[Data records]
◇ ◇ ◇

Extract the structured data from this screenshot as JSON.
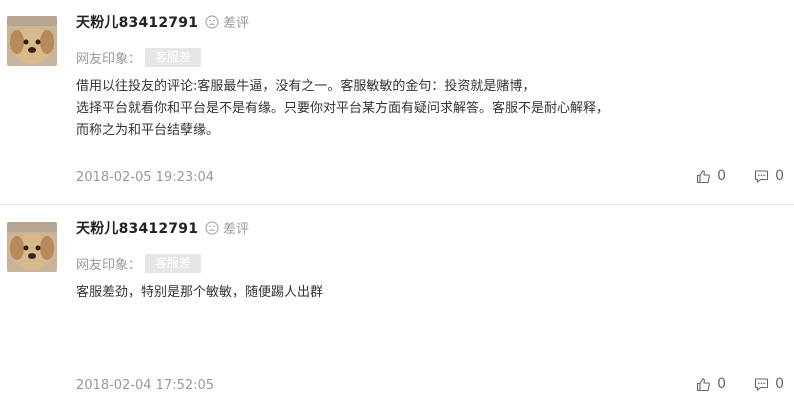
{
  "reviews": [
    {
      "username": "天粉儿83412791",
      "rating_label": "差评",
      "impression_label": "网友印象：",
      "tag": "客服差",
      "content_lines": [
        "借用以往投友的评论:客服最牛逼，没有之一。客服敏敏的金句：投资就是赌博，",
        "选择平台就看你和平台是不是有缘。只要你对平台某方面有疑问求解答。客服不是耐心解释，",
        "而称之为和平台结孽缘。"
      ],
      "date": "2018-02-05 19:23:04",
      "likes": "0",
      "comments": "0"
    },
    {
      "username": "天粉儿83412791",
      "rating_label": "差评",
      "impression_label": "网友印象：",
      "tag": "客服差",
      "content_lines": [
        "客服差劲，特别是那个敏敏，随便踢人出群"
      ],
      "date": "2018-02-04 17:52:05",
      "likes": "0",
      "comments": "0"
    }
  ]
}
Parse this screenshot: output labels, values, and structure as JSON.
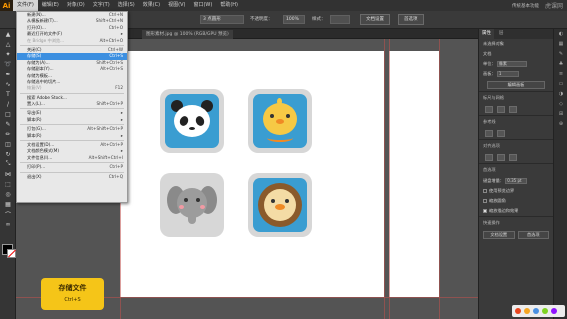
{
  "app": {
    "logo": "Ai",
    "workspace": "传统基本功能",
    "watermark": "虎课网"
  },
  "menubar": [
    "文件(F)",
    "编辑(E)",
    "对象(O)",
    "文字(T)",
    "选择(S)",
    "效果(C)",
    "视图(V)",
    "窗口(W)",
    "帮助(H)"
  ],
  "control_bar": {
    "stroke_style": "3 点圆形",
    "opacity_label": "不透明度：",
    "opacity_value": "100%",
    "style_label": "样式：",
    "doc_setup_btn": "文档设置",
    "prefs_btn": "首选项"
  },
  "doc_tab": "图形素材.jpg @ 100% (RGB/GPU 预览)",
  "file_menu": [
    {
      "label": "新建(N)...",
      "shortcut": "Ctrl+N"
    },
    {
      "label": "从模板新建(T)...",
      "shortcut": "Shift+Ctrl+N"
    },
    {
      "label": "打开(O)...",
      "shortcut": "Ctrl+O"
    },
    {
      "label": "最近打开的文件(F)",
      "shortcut": "▸"
    },
    {
      "label": "在 Bridge 中浏览...",
      "shortcut": "Alt+Ctrl+O",
      "disabled": true
    },
    {
      "sep": true
    },
    {
      "label": "关闭(C)",
      "shortcut": "Ctrl+W"
    },
    {
      "label": "存储(S)",
      "shortcut": "Ctrl+S",
      "highlight": true
    },
    {
      "label": "存储为(A)...",
      "shortcut": "Shift+Ctrl+S"
    },
    {
      "label": "存储副本(Y)...",
      "shortcut": "Alt+Ctrl+S"
    },
    {
      "label": "存储为模板...",
      "shortcut": ""
    },
    {
      "label": "存储选中的切片...",
      "shortcut": ""
    },
    {
      "label": "恢复(V)",
      "shortcut": "F12",
      "disabled": true
    },
    {
      "sep": true
    },
    {
      "label": "搜索 Adobe Stock...",
      "shortcut": ""
    },
    {
      "label": "置入(L)...",
      "shortcut": "Shift+Ctrl+P"
    },
    {
      "sep": true
    },
    {
      "label": "导出(E)",
      "shortcut": "▸"
    },
    {
      "label": "脚本(R)",
      "shortcut": "▸"
    },
    {
      "sep": true
    },
    {
      "label": "打包(G)...",
      "shortcut": "Alt+Shift+Ctrl+P"
    },
    {
      "label": "脚本(R)",
      "shortcut": "▸"
    },
    {
      "sep": true
    },
    {
      "label": "文档设置(D)...",
      "shortcut": "Alt+Ctrl+P"
    },
    {
      "label": "文档颜色模式(M)",
      "shortcut": "▸"
    },
    {
      "label": "文件信息(I)...",
      "shortcut": "Alt+Shift+Ctrl+I"
    },
    {
      "sep": true
    },
    {
      "label": "打印(P)...",
      "shortcut": "Ctrl+P"
    },
    {
      "sep": true
    },
    {
      "label": "退出(X)",
      "shortcut": "Ctrl+Q"
    }
  ],
  "panel": {
    "tabs": [
      "属性",
      "层"
    ],
    "section_no_selection": "未选择对象",
    "doc_label": "文档",
    "unit_label": "单位：",
    "unit_value": "像素",
    "artboard_label": "画板：",
    "artboard_value": "1",
    "edit_artboard_btn": "编辑画板",
    "ruler_grid": "标尺与网格",
    "guides": "参考线",
    "snap": "对齐选项",
    "prefs": "首选项",
    "keyboard_increment": "键盘增量：",
    "increment_value": "0.35 pt",
    "cb1": "使用预览边界",
    "cb2": "缩放圆角",
    "cb3": "缩放描边和效果",
    "quick_actions": "快速操作",
    "doc_setup_btn": "文档设置",
    "prefs_btn": "首选项"
  },
  "badge": {
    "title": "存储文件",
    "shortcut": "Ctrl+S"
  }
}
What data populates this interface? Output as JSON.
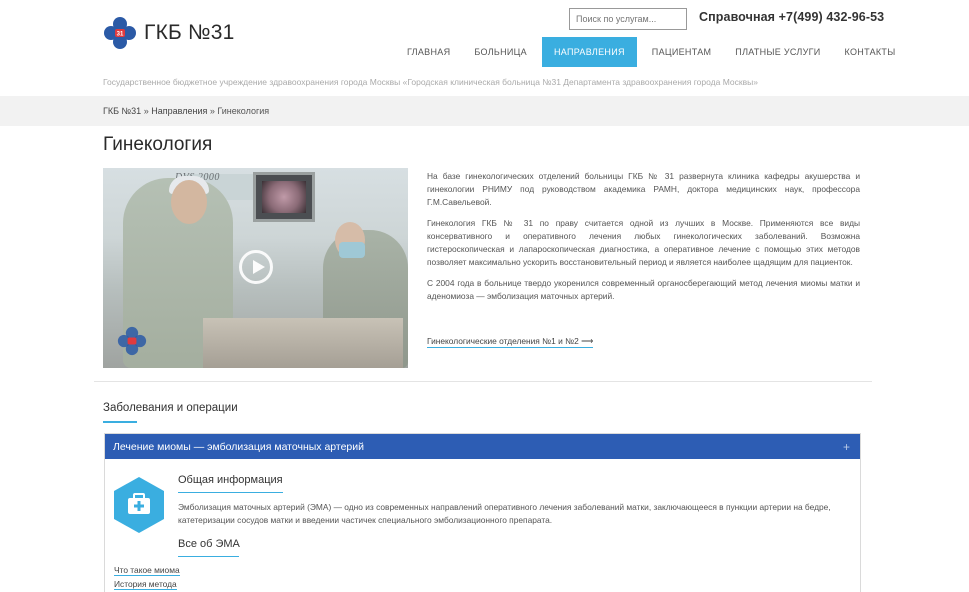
{
  "header": {
    "logo_text": "ГКБ №31",
    "search_placeholder": "Поиск по услугам...",
    "phone": "Справочная +7(499) 432-96-53",
    "org_line": "Государственное бюджетное учреждение здравоохранения города Москвы «Городская клиническая больница №31 Департамента здравоохранения города Москвы»",
    "nav": [
      "Главная",
      "Больница",
      "Направления",
      "Пациентам",
      "Платные услуги",
      "Контакты"
    ],
    "active_nav_index": 2
  },
  "breadcrumb": {
    "items": [
      "ГКБ №31",
      "Направления",
      "Гинекология"
    ],
    "separator": "»"
  },
  "page": {
    "title": "Гинекология",
    "video_caption": "DVS 2000",
    "intro": [
      "На базе гинекологических отделений больницы ГКБ № 31 развернута клиника кафедры акушерства и гинекологии РНИМУ под руководством академика РАМН, доктора медицинских наук, профессора Г.М.Савельевой.",
      "Гинекология ГКБ № 31 по праву считается одной из лучших в Москве. Применяются все виды консервативного и оперативного лечения любых гинекологических заболеваний. Возможна гистероскопическая и лапароскопическая диагностика, а оперативное лечение с помощью этих методов позволяет максимально ускорить восстановительный период и является наиболее щадящим для пациенток.",
      "С 2004 года в больнице твердо укоренился современный органосберегающий метод лечения миомы матки и аденомиоза — эмболизация маточных артерий."
    ],
    "dept_link": "Гинекологические отделения №1 и №2 ⟶"
  },
  "diseases": {
    "section_title": "Заболевания и операции",
    "accordion_title": "Лечение миомы — эмболизация маточных артерий",
    "accordion_toggle": "+",
    "block_title": "Общая информация",
    "block_text": "Эмболизация маточных артерий (ЭМА) — одно из современных направлений оперативного лечения заболеваний матки, заключающееся в пункции артерии на бедре, катетеризации сосудов матки и введении частичек специального эмболизационного препарата.",
    "sub_title": "Все об ЭМА",
    "links": [
      "Что такое миома",
      "История метода"
    ]
  },
  "colors": {
    "accent": "#3aaee0",
    "accordion_header": "#2d5db4",
    "logo_blue": "#2b5aa6",
    "logo_red": "#e03a3e"
  }
}
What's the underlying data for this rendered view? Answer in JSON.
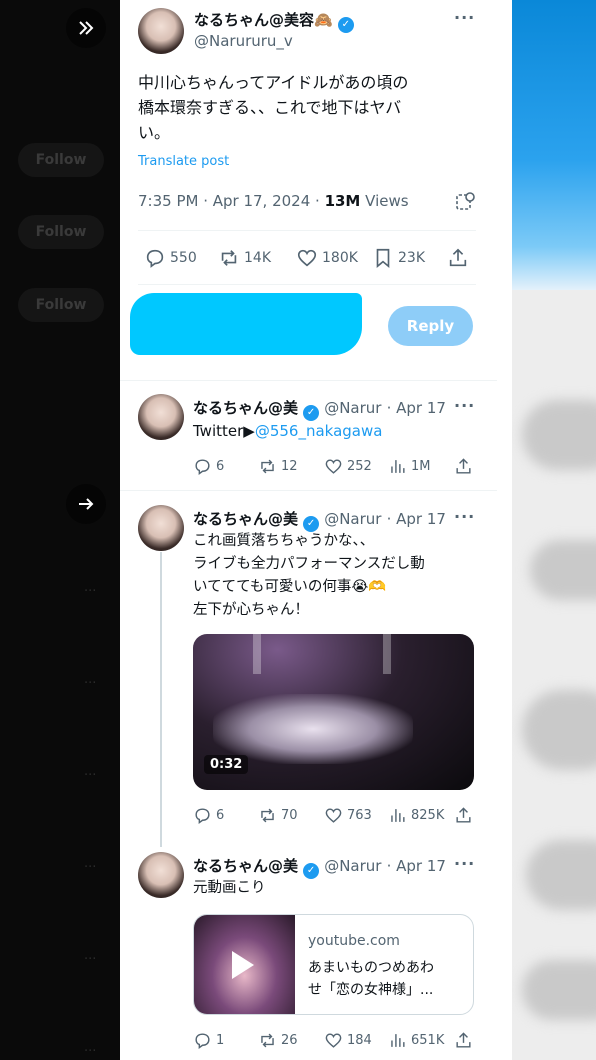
{
  "backdrop": {
    "follow_label": "Follow"
  },
  "main_tweet": {
    "display_name": "なるちゃん@美容🙈",
    "handle": "@Narururu_v",
    "text_line1": "中川心ちゃんってアイドルがあの頃の",
    "text_line2": "橋本環奈すぎる、、これで地下はヤバ",
    "text_line3": "い。",
    "translate_label": "Translate post",
    "time": "7:35 PM · Apr 17, 2024 · ",
    "views_count": "13M",
    "views_label": " Views",
    "replies": "550",
    "reposts": "14K",
    "likes": "180K",
    "bookmarks": "23K"
  },
  "composer": {
    "reply_button": "Reply"
  },
  "replies": [
    {
      "display_name": "なるちゃん@美",
      "handle": "@Narur",
      "date": "· Apr 17",
      "text_prefix": "Twitter▶",
      "text_link": "@556_nakagawa",
      "replies": "6",
      "reposts": "12",
      "likes": "252",
      "views": "1M"
    },
    {
      "display_name": "なるちゃん@美",
      "handle": "@Narur",
      "date": "· Apr 17",
      "text_lines": [
        "これ画質落ちちゃうかな、、",
        "ライブも全力パフォーマンスだし動",
        "いててても可愛いの何事😭🫶",
        "左下が心ちゃん！"
      ],
      "video_duration": "0:32",
      "replies": "6",
      "reposts": "70",
      "likes": "763",
      "views": "825K"
    },
    {
      "display_name": "なるちゃん@美",
      "handle": "@Narur",
      "date": "· Apr 17",
      "text": "元動画こり",
      "card_domain": "youtube.com",
      "card_title_line1": "あまいものつめあわ",
      "card_title_line2": "せ「恋の女神様」...",
      "replies": "1",
      "reposts": "26",
      "likes": "184",
      "views": "651K"
    }
  ],
  "icons": [
    "expand-icon",
    "arrow-right-icon",
    "verified-icon",
    "reply-icon",
    "repost-icon",
    "like-icon",
    "bookmark-icon",
    "share-icon",
    "views-icon",
    "grok-icon",
    "play-icon"
  ],
  "colors": {
    "accent": "#1d9bf0",
    "reply_button_disabled": "#8ecdf8",
    "text_secondary": "#536471"
  }
}
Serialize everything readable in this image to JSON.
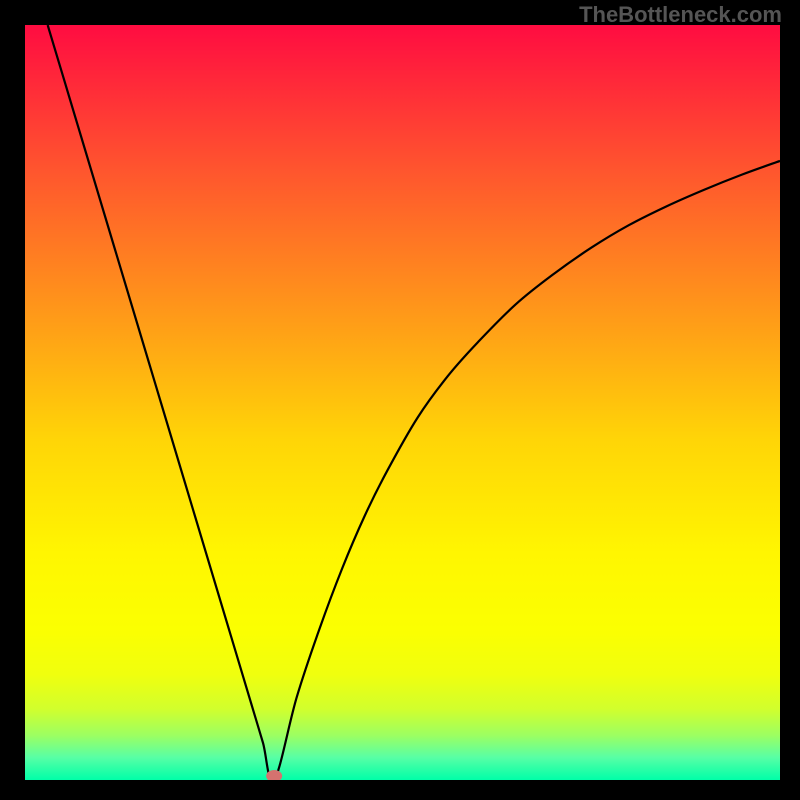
{
  "watermark": "TheBottleneck.com",
  "chart_data": {
    "type": "line",
    "title": "",
    "xlabel": "",
    "ylabel": "",
    "xlim": [
      0,
      100
    ],
    "ylim": [
      0,
      100
    ],
    "x": [
      3,
      6,
      9,
      12,
      15,
      18,
      21,
      24,
      27,
      30,
      31.5,
      33,
      36,
      39,
      42,
      45,
      48,
      52,
      56,
      60,
      65,
      70,
      75,
      80,
      85,
      90,
      95,
      100
    ],
    "y": [
      100,
      90,
      80,
      70,
      60,
      50,
      40,
      30,
      20,
      10,
      5,
      0,
      11,
      20,
      28,
      35,
      41,
      48,
      53.5,
      58,
      63,
      67,
      70.5,
      73.5,
      76,
      78.2,
      80.2,
      82
    ],
    "marker": {
      "x": 33,
      "y": 0,
      "color": "#d5726f"
    },
    "background_gradient": {
      "stops": [
        {
          "offset": 0.0,
          "color": "#ff0c41"
        },
        {
          "offset": 0.2,
          "color": "#ff582d"
        },
        {
          "offset": 0.4,
          "color": "#ff9f17"
        },
        {
          "offset": 0.55,
          "color": "#ffd507"
        },
        {
          "offset": 0.7,
          "color": "#fff601"
        },
        {
          "offset": 0.8,
          "color": "#fbff01"
        },
        {
          "offset": 0.86,
          "color": "#f0ff0e"
        },
        {
          "offset": 0.905,
          "color": "#d2ff2c"
        },
        {
          "offset": 0.94,
          "color": "#9eff60"
        },
        {
          "offset": 0.97,
          "color": "#58ffa5"
        },
        {
          "offset": 1.0,
          "color": "#00ffa8"
        }
      ]
    }
  }
}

◇ ◇ ◇

**AIM OF THE EXERCISE**
Which lines of the data include "reposts"? Copy each of them.

**TASK RESULT**
    "reposts": "14K",
      "reposts": "12",
      "reposts": "70",
      "reposts": "26",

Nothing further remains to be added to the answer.